(Do this): For each line below that contains the string "subject", copy that line.

(Provided records):
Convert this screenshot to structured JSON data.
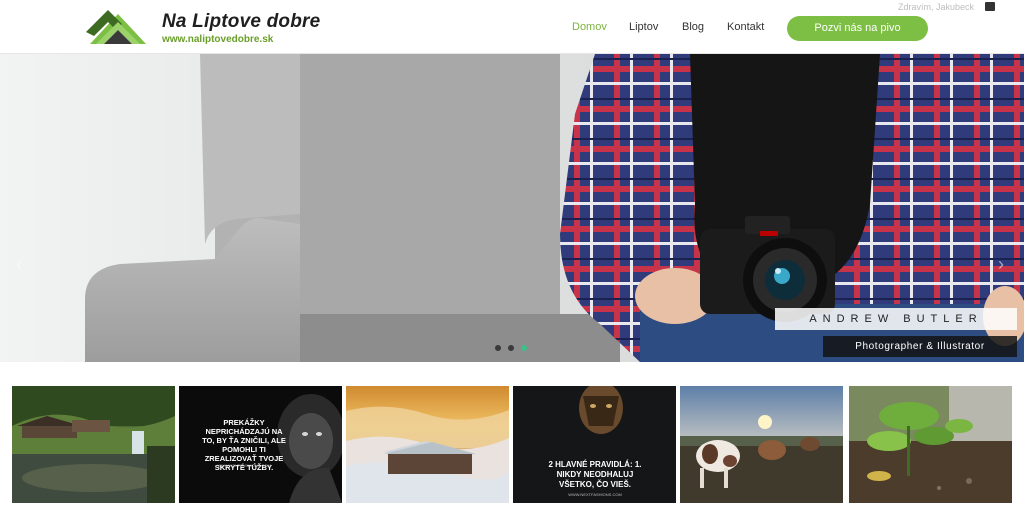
{
  "header": {
    "logo": {
      "title": "Na Liptove dobre",
      "url": "www.naliptovedobre.sk"
    },
    "nav": [
      {
        "label": "Domov",
        "active": true
      },
      {
        "label": "Liptov",
        "active": false
      },
      {
        "label": "Blog",
        "active": false
      },
      {
        "label": "Kontakt",
        "active": false
      }
    ],
    "cta_label": "Pozvi nás na pivo",
    "top_user": "Zdravím, Jakubeck"
  },
  "hero": {
    "caption_name": "ANDREW BUTLER",
    "caption_role": "Photographer & Illustrator",
    "slides": [
      {
        "active": false
      },
      {
        "active": false
      },
      {
        "active": true
      }
    ],
    "prev_icon": "chevron-left-icon",
    "next_icon": "chevron-right-icon"
  },
  "thumbnails": [
    {
      "subject": "mill-waterfall"
    },
    {
      "subject": "lion-quote",
      "text": "PREKÁŽKY NEPRICHÁDZAJÚ NA TO, BY ŤA ZNIČILI, ALE POMOHLI TI ZREALIZOVAŤ TVOJE SKRYTÉ TÚŽBY.",
      "small": "WWW.NEXTFASHIONS.COM"
    },
    {
      "subject": "cabin-clouds"
    },
    {
      "subject": "tiger-quote",
      "text": "2 HLAVNÉ PRAVIDLÁ: 1. NIKDY NEODHALUJ VŠETKO, ČO VIEŠ.",
      "small": "WWW.NEXTFASHIONS.COM"
    },
    {
      "subject": "cows-sunset"
    },
    {
      "subject": "plant-closeup"
    }
  ],
  "colors": {
    "accent": "#7cbf44",
    "active_nav": "#7cb342",
    "dot_active": "#3dbf8a"
  }
}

(Output of the exercise):
      "subject": "mill-waterfall"
      "subject": "lion-quote",
      "subject": "cabin-clouds"
      "subject": "tiger-quote",
      "subject": "cows-sunset"
      "subject": "plant-closeup"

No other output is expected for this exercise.